◆ Problem statement ◆
Go through the data below and copy it exactly, skipping every picture.
══ Input rows
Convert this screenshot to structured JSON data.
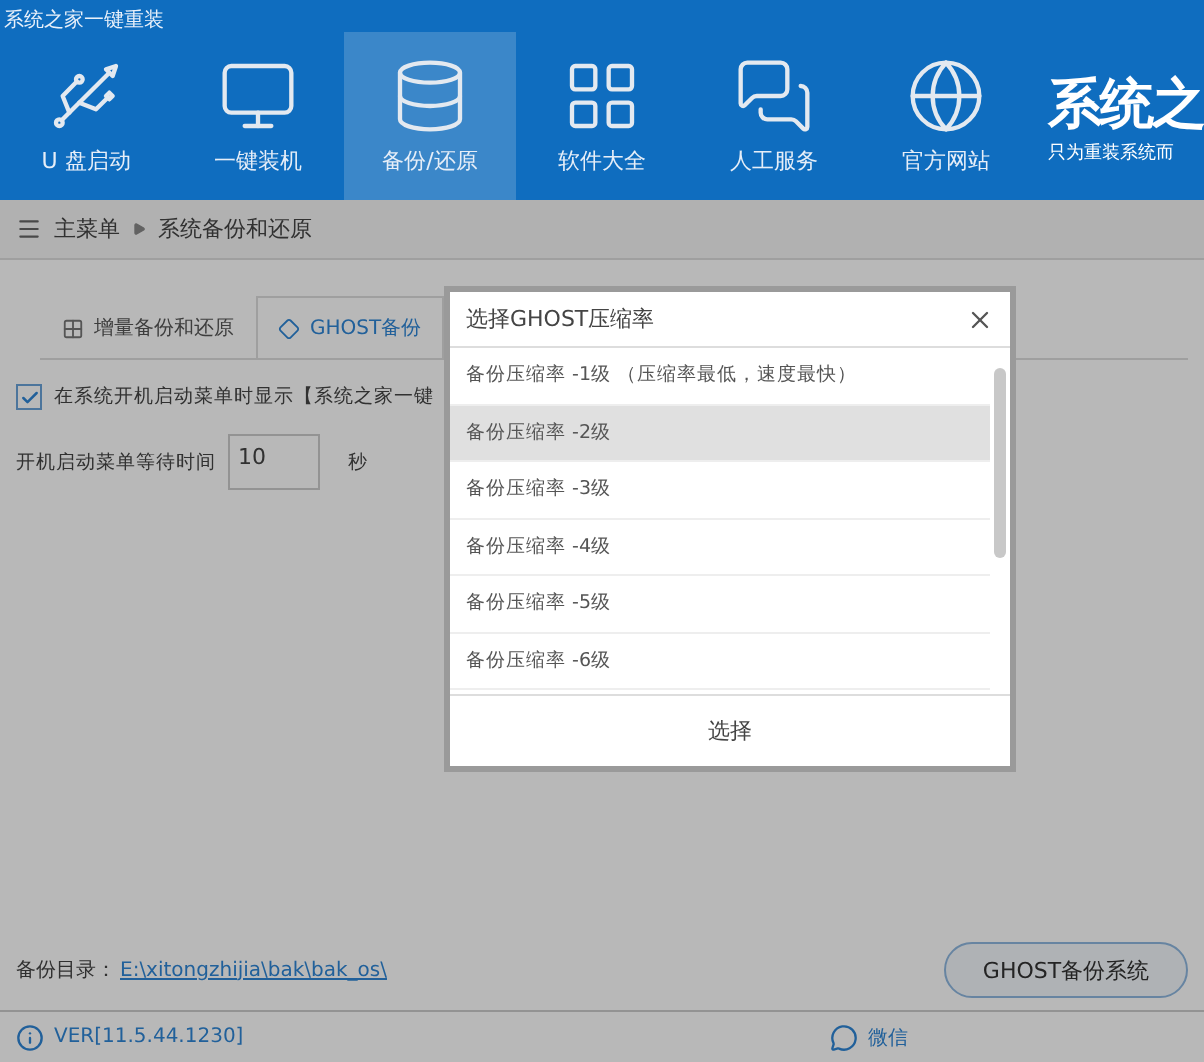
{
  "window": {
    "title": "系统之家一键重装"
  },
  "nav": [
    {
      "label": "U 盘启动",
      "selected": false
    },
    {
      "label": "一键装机",
      "selected": false
    },
    {
      "label": "备份/还原",
      "selected": true
    },
    {
      "label": "软件大全",
      "selected": false
    },
    {
      "label": "人工服务",
      "selected": false
    },
    {
      "label": "官方网站",
      "selected": false
    }
  ],
  "logo": {
    "title": "系统之",
    "subtitle": "只为重装系统而"
  },
  "breadcrumb": [
    "主菜单",
    "系统备份和还原"
  ],
  "tabs": [
    {
      "label": "增量备份和还原",
      "selected": false
    },
    {
      "label": "GHOST备份",
      "selected": true
    }
  ],
  "boot_menu_option": {
    "label": "在系统开机启动菜单时显示【系统之家一键",
    "checked": true
  },
  "wait_time": {
    "label": "开机启动菜单等待时间",
    "value": "10",
    "unit": "秒"
  },
  "backup_dir": {
    "label": "备份目录：",
    "path": "E:\\xitongzhijia\\bak\\bak_os\\"
  },
  "ghost_button": "GHOST备份系统",
  "status_bar": {
    "version": "VER[11.5.44.1230]",
    "wechat": "微信"
  },
  "dialog": {
    "title": "选择GHOST压缩率",
    "options": [
      {
        "label": "备份压缩率 -1级 （压缩率最低，速度最快）",
        "selected": false
      },
      {
        "label": "备份压缩率 -2级",
        "selected": true
      },
      {
        "label": "备份压缩率 -3级",
        "selected": false
      },
      {
        "label": "备份压缩率 -4级",
        "selected": false
      },
      {
        "label": "备份压缩率 -5级",
        "selected": false
      },
      {
        "label": "备份压缩率 -6级",
        "selected": false
      }
    ],
    "confirm": "选择"
  }
}
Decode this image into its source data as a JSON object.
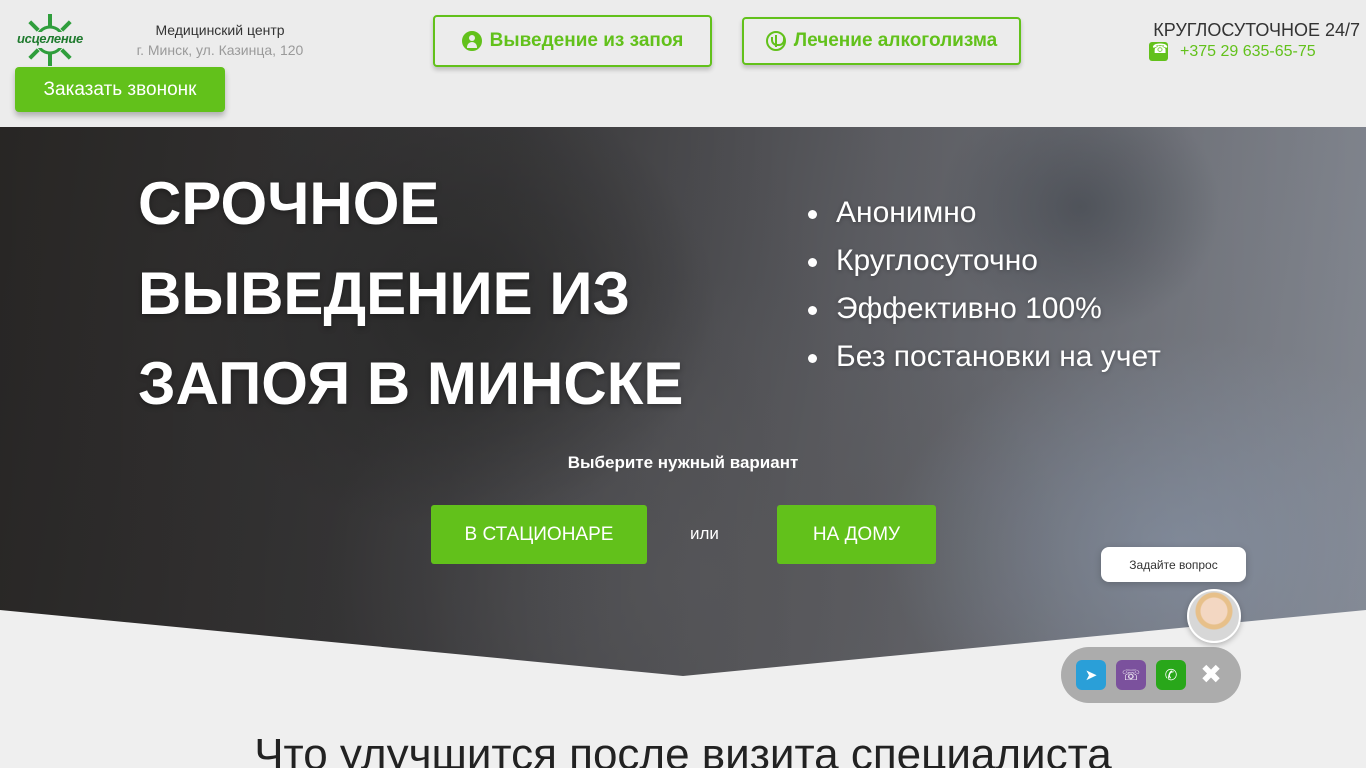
{
  "header": {
    "logo_text": "исцеление",
    "center_name": "Медицинский центр",
    "center_address": "г. Минск, ул. Казинца, 120",
    "callback_button": "Заказать звононк",
    "nav_buttons": [
      {
        "label": "Выведение из запоя",
        "icon": "person-icon"
      },
      {
        "label": "Лечение алкоголизма",
        "icon": "medical-icon"
      }
    ],
    "hours": "КРУГЛОСУТОЧНОЕ 24/7",
    "phone": "+375 29 635-65-75",
    "accent_color": "#62c11b"
  },
  "hero": {
    "title_lines": [
      "СРОЧНОЕ",
      "ВЫВЕДЕНИЕ ИЗ",
      "ЗАПОЯ В МИНСКЕ"
    ],
    "bullets": [
      "Анонимно",
      "Круглосуточно",
      "Эффективно 100%",
      "Без постановки на учет"
    ],
    "choose_label": "Выберите нужный вариант",
    "option_hospital": "В СТАЦИОНАРЕ",
    "or_label": "или",
    "option_home": "НА ДОМУ"
  },
  "section": {
    "title": "Что улучшится после визита специалиста"
  },
  "chat": {
    "prompt": "Задайте вопрос",
    "messengers": [
      "telegram-icon",
      "viber-icon",
      "whatsapp-icon",
      "close-icon"
    ]
  }
}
════
◆ Reply ◆
Convert this screenshot to structured JSON data.
{
  "window": {
    "title": "系统之家一键重装"
  },
  "nav": [
    {
      "label": "U 盘启动",
      "selected": false
    },
    {
      "label": "一键装机",
      "selected": false
    },
    {
      "label": "备份/还原",
      "selected": true
    },
    {
      "label": "软件大全",
      "selected": false
    },
    {
      "label": "人工服务",
      "selected": false
    },
    {
      "label": "官方网站",
      "selected": false
    }
  ],
  "logo": {
    "title": "系统之",
    "subtitle": "只为重装系统而"
  },
  "breadcrumb": [
    "主菜单",
    "系统备份和还原"
  ],
  "tabs": [
    {
      "label": "增量备份和还原",
      "selected": false
    },
    {
      "label": "GHOST备份",
      "selected": true
    }
  ],
  "boot_menu_option": {
    "label": "在系统开机启动菜单时显示【系统之家一键",
    "checked": true
  },
  "wait_time": {
    "label": "开机启动菜单等待时间",
    "value": "10",
    "unit": "秒"
  },
  "backup_dir": {
    "label": "备份目录：",
    "path": "E:\\xitongzhijia\\bak\\bak_os\\"
  },
  "ghost_button": "GHOST备份系统",
  "status_bar": {
    "version": "VER[11.5.44.1230]",
    "wechat": "微信"
  },
  "dialog": {
    "title": "选择GHOST压缩率",
    "options": [
      {
        "label": "备份压缩率 -1级 （压缩率最低，速度最快）",
        "selected": false
      },
      {
        "label": "备份压缩率 -2级",
        "selected": true
      },
      {
        "label": "备份压缩率 -3级",
        "selected": false
      },
      {
        "label": "备份压缩率 -4级",
        "selected": false
      },
      {
        "label": "备份压缩率 -5级",
        "selected": false
      },
      {
        "label": "备份压缩率 -6级",
        "selected": false
      }
    ],
    "confirm": "选择"
  }
}
Decode this image into its source data as a JSON object.
{
  "header": {
    "logo_text": "исцеление",
    "center_name": "Медицинский центр",
    "center_address": "г. Минск, ул. Казинца, 120",
    "callback_button": "Заказать звононк",
    "nav_buttons": [
      {
        "label": "Выведение из запоя",
        "icon": "person-icon"
      },
      {
        "label": "Лечение алкоголизма",
        "icon": "medical-icon"
      }
    ],
    "hours": "КРУГЛОСУТОЧНОЕ 24/7",
    "phone": "+375 29 635-65-75",
    "accent_color": "#62c11b"
  },
  "hero": {
    "title_lines": [
      "СРОЧНОЕ",
      "ВЫВЕДЕНИЕ ИЗ",
      "ЗАПОЯ В МИНСКЕ"
    ],
    "bullets": [
      "Анонимно",
      "Круглосуточно",
      "Эффективно 100%",
      "Без постановки на учет"
    ],
    "choose_label": "Выберите нужный вариант",
    "option_hospital": "В СТАЦИОНАРЕ",
    "or_label": "или",
    "option_home": "НА ДОМУ"
  },
  "section": {
    "title": "Что улучшится после визита специалиста"
  },
  "chat": {
    "prompt": "Задайте вопрос",
    "messengers": [
      "telegram-icon",
      "viber-icon",
      "whatsapp-icon",
      "close-icon"
    ]
  }
}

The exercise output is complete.